(Dataset items)

══════════════════════════════

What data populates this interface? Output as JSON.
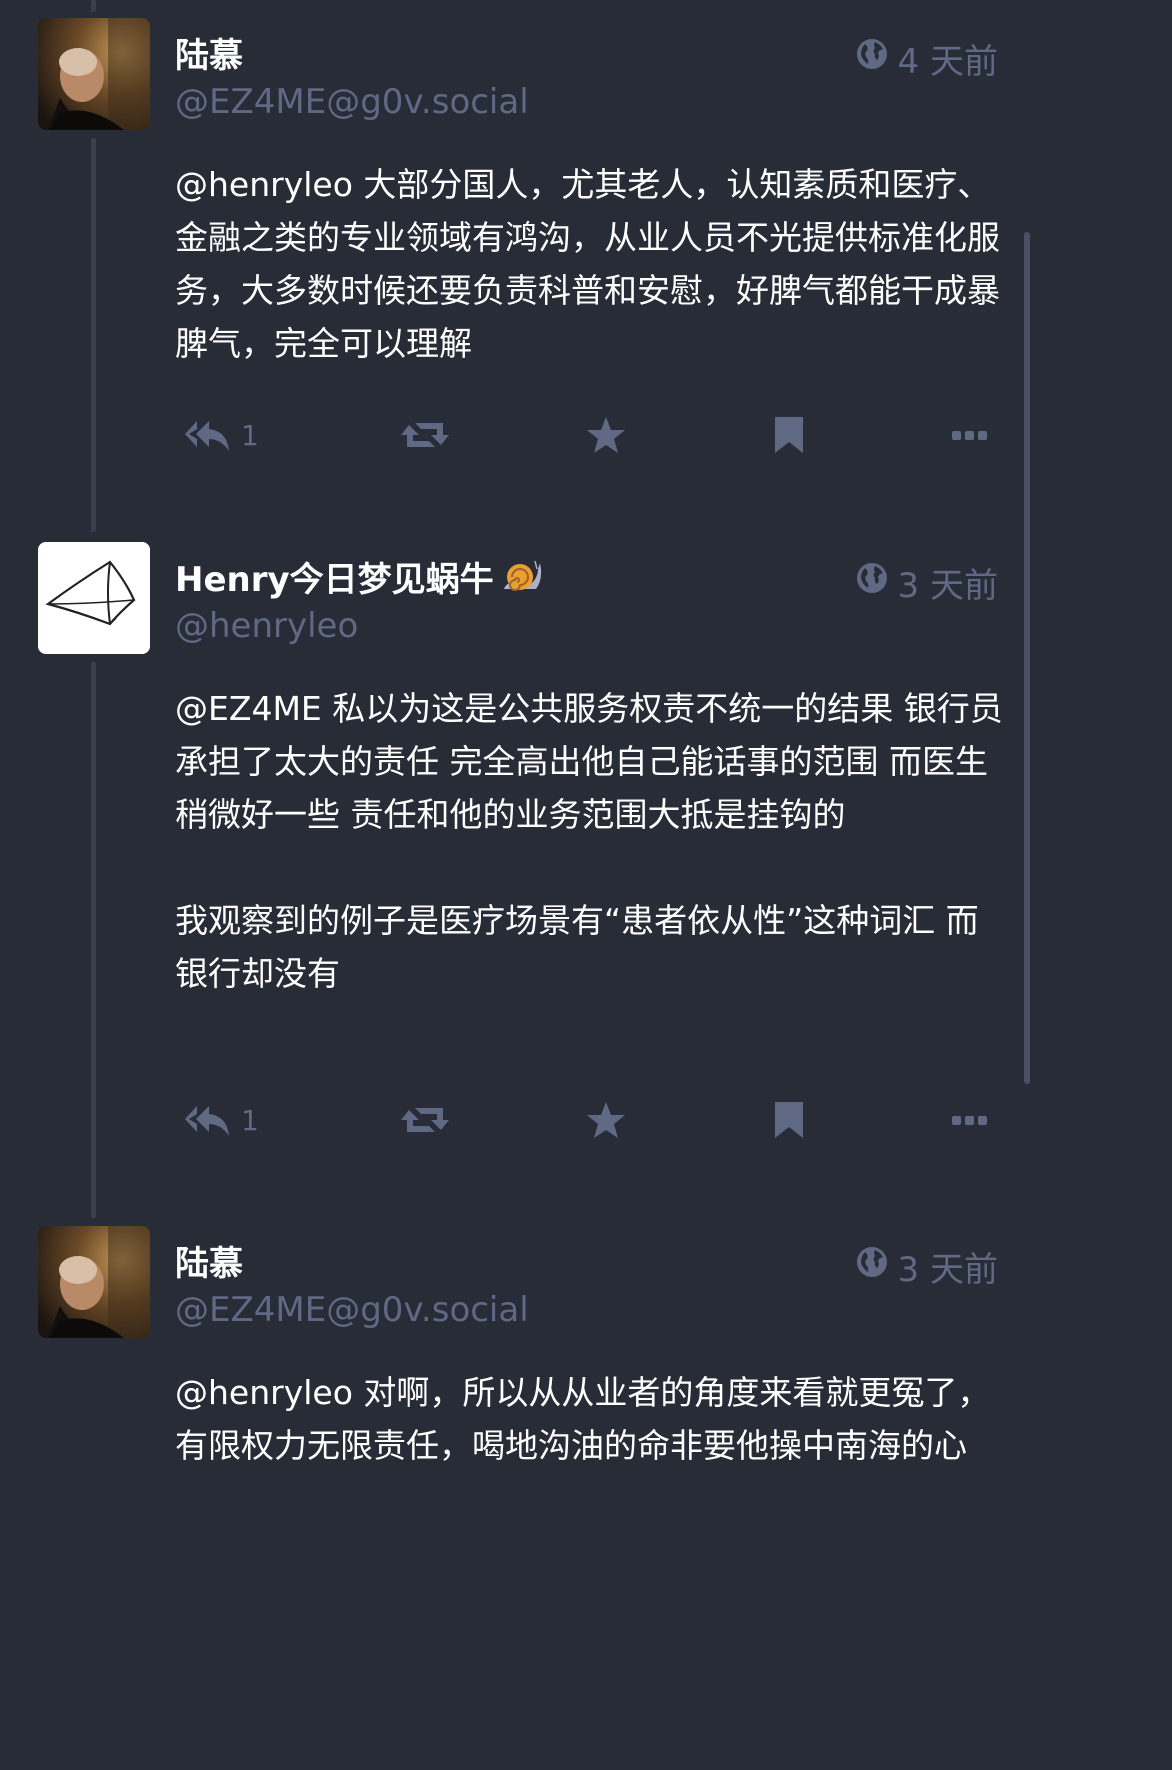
{
  "colors": {
    "background": "#282c37",
    "text": "#ffffff",
    "muted": "#606984",
    "thread_line": "#393f4f"
  },
  "statuses": [
    {
      "display_name": "陆慕",
      "handle": "@EZ4ME@g0v.social",
      "time": "4 天前",
      "visibility_icon": "globe-icon",
      "avatar": "photo-portrait",
      "paragraphs": [
        "@henryleo 大部分国人，尤其老人，认知素质和医疗、金融之类的专业领域有鸿沟，从业人员不光提供标准化服务，大多数时候还要负责科普和安慰，好脾气都能干成暴脾气，完全可以理解"
      ],
      "reply_count": "1"
    },
    {
      "display_name": "Henry今日梦见蜗牛",
      "name_emoji": "snail-icon",
      "handle": "@henryleo",
      "time": "3 天前",
      "visibility_icon": "globe-icon",
      "avatar": "line-drawing",
      "paragraphs": [
        "@EZ4ME 私以为这是公共服务权责不统一的结果 银行员承担了太大的责任 完全高出他自己能话事的范围 而医生稍微好一些 责任和他的业务范围大抵是挂钩的",
        "我观察到的例子是医疗场景有“患者依从性”这种词汇 而银行却没有"
      ],
      "reply_count": "1"
    },
    {
      "display_name": "陆慕",
      "handle": "@EZ4ME@g0v.social",
      "time": "3 天前",
      "visibility_icon": "globe-icon",
      "avatar": "photo-portrait",
      "paragraphs": [
        "@henryleo 对啊，所以从从业者的角度来看就更冤了，有限权力无限责任，喝地沟油的命非要他操中南海的心"
      ]
    }
  ]
}
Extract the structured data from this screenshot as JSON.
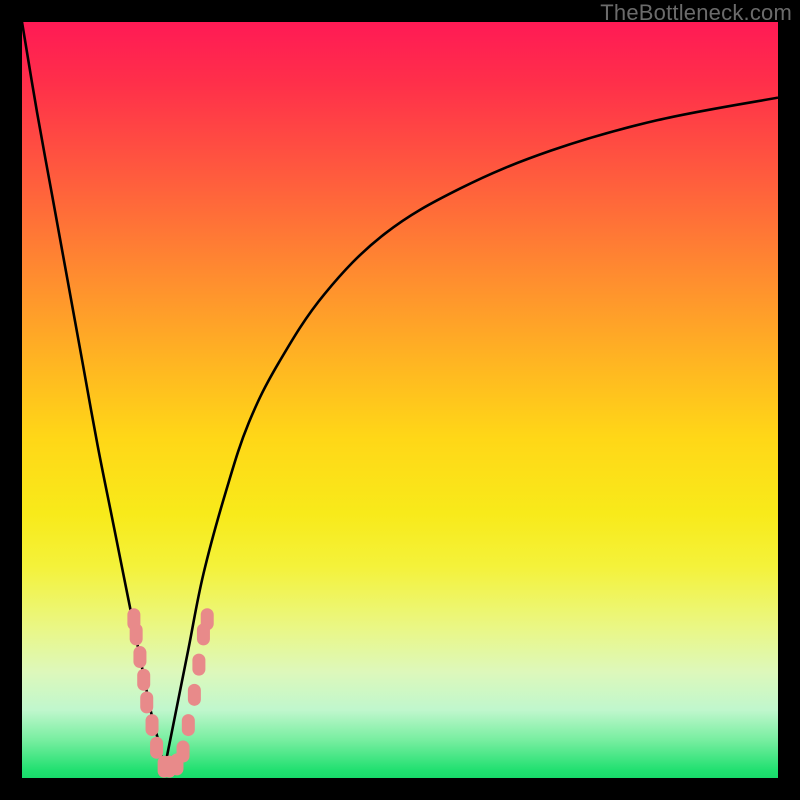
{
  "watermark": "TheBottleneck.com",
  "colors": {
    "frame": "#000000",
    "curve": "#000000",
    "dot": "#e88a8a"
  },
  "chart_data": {
    "type": "line",
    "title": "",
    "xlabel": "",
    "ylabel": "",
    "xlim": [
      0,
      100
    ],
    "ylim": [
      0,
      100
    ],
    "grid": false,
    "series": [
      {
        "name": "left-branch",
        "x": [
          0,
          2,
          4,
          6,
          8,
          10,
          12,
          14,
          15,
          16,
          17,
          18,
          18.8
        ],
        "y": [
          100,
          88,
          77,
          66,
          55,
          44,
          34,
          24,
          19,
          14,
          9,
          5,
          1
        ]
      },
      {
        "name": "right-branch",
        "x": [
          18.8,
          20,
          22,
          24,
          27,
          30,
          34,
          40,
          48,
          58,
          70,
          84,
          100
        ],
        "y": [
          1,
          7,
          17,
          27,
          38,
          47,
          55,
          64,
          72,
          78,
          83,
          87,
          90
        ]
      }
    ],
    "points": [
      {
        "x": 14.8,
        "y": 21
      },
      {
        "x": 15.1,
        "y": 19
      },
      {
        "x": 15.6,
        "y": 16
      },
      {
        "x": 16.1,
        "y": 13
      },
      {
        "x": 16.5,
        "y": 10
      },
      {
        "x": 17.2,
        "y": 7
      },
      {
        "x": 17.8,
        "y": 4
      },
      {
        "x": 18.8,
        "y": 1.5
      },
      {
        "x": 19.5,
        "y": 1.5
      },
      {
        "x": 20.5,
        "y": 1.8
      },
      {
        "x": 21.3,
        "y": 3.5
      },
      {
        "x": 22.0,
        "y": 7
      },
      {
        "x": 22.8,
        "y": 11
      },
      {
        "x": 23.4,
        "y": 15
      },
      {
        "x": 24.0,
        "y": 19
      },
      {
        "x": 24.5,
        "y": 21
      }
    ]
  }
}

══════════════════════════════

## WRITTEN INSTRUCTION:
Omitting all images, retype each line of the records precisely.

## COMPLETE OUTPUT:
What data populates this interface? Output as JSON.
{
  "colors": {
    "background": "#282c37",
    "text": "#ffffff",
    "muted": "#606984",
    "thread_line": "#393f4f"
  },
  "statuses": [
    {
      "display_name": "陆慕",
      "handle": "@EZ4ME@g0v.social",
      "time": "4 天前",
      "visibility_icon": "globe-icon",
      "avatar": "photo-portrait",
      "paragraphs": [
        "@henryleo 大部分国人，尤其老人，认知素质和医疗、金融之类的专业领域有鸿沟，从业人员不光提供标准化服务，大多数时候还要负责科普和安慰，好脾气都能干成暴脾气，完全可以理解"
      ],
      "reply_count": "1"
    },
    {
      "display_name": "Henry今日梦见蜗牛",
      "name_emoji": "snail-icon",
      "handle": "@henryleo",
      "time": "3 天前",
      "visibility_icon": "globe-icon",
      "avatar": "line-drawing",
      "paragraphs": [
        "@EZ4ME 私以为这是公共服务权责不统一的结果 银行员承担了太大的责任 完全高出他自己能话事的范围 而医生稍微好一些 责任和他的业务范围大抵是挂钩的",
        "我观察到的例子是医疗场景有“患者依从性”这种词汇 而银行却没有"
      ],
      "reply_count": "1"
    },
    {
      "display_name": "陆慕",
      "handle": "@EZ4ME@g0v.social",
      "time": "3 天前",
      "visibility_icon": "globe-icon",
      "avatar": "photo-portrait",
      "paragraphs": [
        "@henryleo 对啊，所以从从业者的角度来看就更冤了，有限权力无限责任，喝地沟油的命非要他操中南海的心"
      ]
    }
  ]
}
Extract the structured data from this screenshot as JSON.
{
  "watermark": "TheBottleneck.com",
  "colors": {
    "frame": "#000000",
    "curve": "#000000",
    "dot": "#e88a8a"
  },
  "chart_data": {
    "type": "line",
    "title": "",
    "xlabel": "",
    "ylabel": "",
    "xlim": [
      0,
      100
    ],
    "ylim": [
      0,
      100
    ],
    "grid": false,
    "series": [
      {
        "name": "left-branch",
        "x": [
          0,
          2,
          4,
          6,
          8,
          10,
          12,
          14,
          15,
          16,
          17,
          18,
          18.8
        ],
        "y": [
          100,
          88,
          77,
          66,
          55,
          44,
          34,
          24,
          19,
          14,
          9,
          5,
          1
        ]
      },
      {
        "name": "right-branch",
        "x": [
          18.8,
          20,
          22,
          24,
          27,
          30,
          34,
          40,
          48,
          58,
          70,
          84,
          100
        ],
        "y": [
          1,
          7,
          17,
          27,
          38,
          47,
          55,
          64,
          72,
          78,
          83,
          87,
          90
        ]
      }
    ],
    "points": [
      {
        "x": 14.8,
        "y": 21
      },
      {
        "x": 15.1,
        "y": 19
      },
      {
        "x": 15.6,
        "y": 16
      },
      {
        "x": 16.1,
        "y": 13
      },
      {
        "x": 16.5,
        "y": 10
      },
      {
        "x": 17.2,
        "y": 7
      },
      {
        "x": 17.8,
        "y": 4
      },
      {
        "x": 18.8,
        "y": 1.5
      },
      {
        "x": 19.5,
        "y": 1.5
      },
      {
        "x": 20.5,
        "y": 1.8
      },
      {
        "x": 21.3,
        "y": 3.5
      },
      {
        "x": 22.0,
        "y": 7
      },
      {
        "x": 22.8,
        "y": 11
      },
      {
        "x": 23.4,
        "y": 15
      },
      {
        "x": 24.0,
        "y": 19
      },
      {
        "x": 24.5,
        "y": 21
      }
    ]
  }
}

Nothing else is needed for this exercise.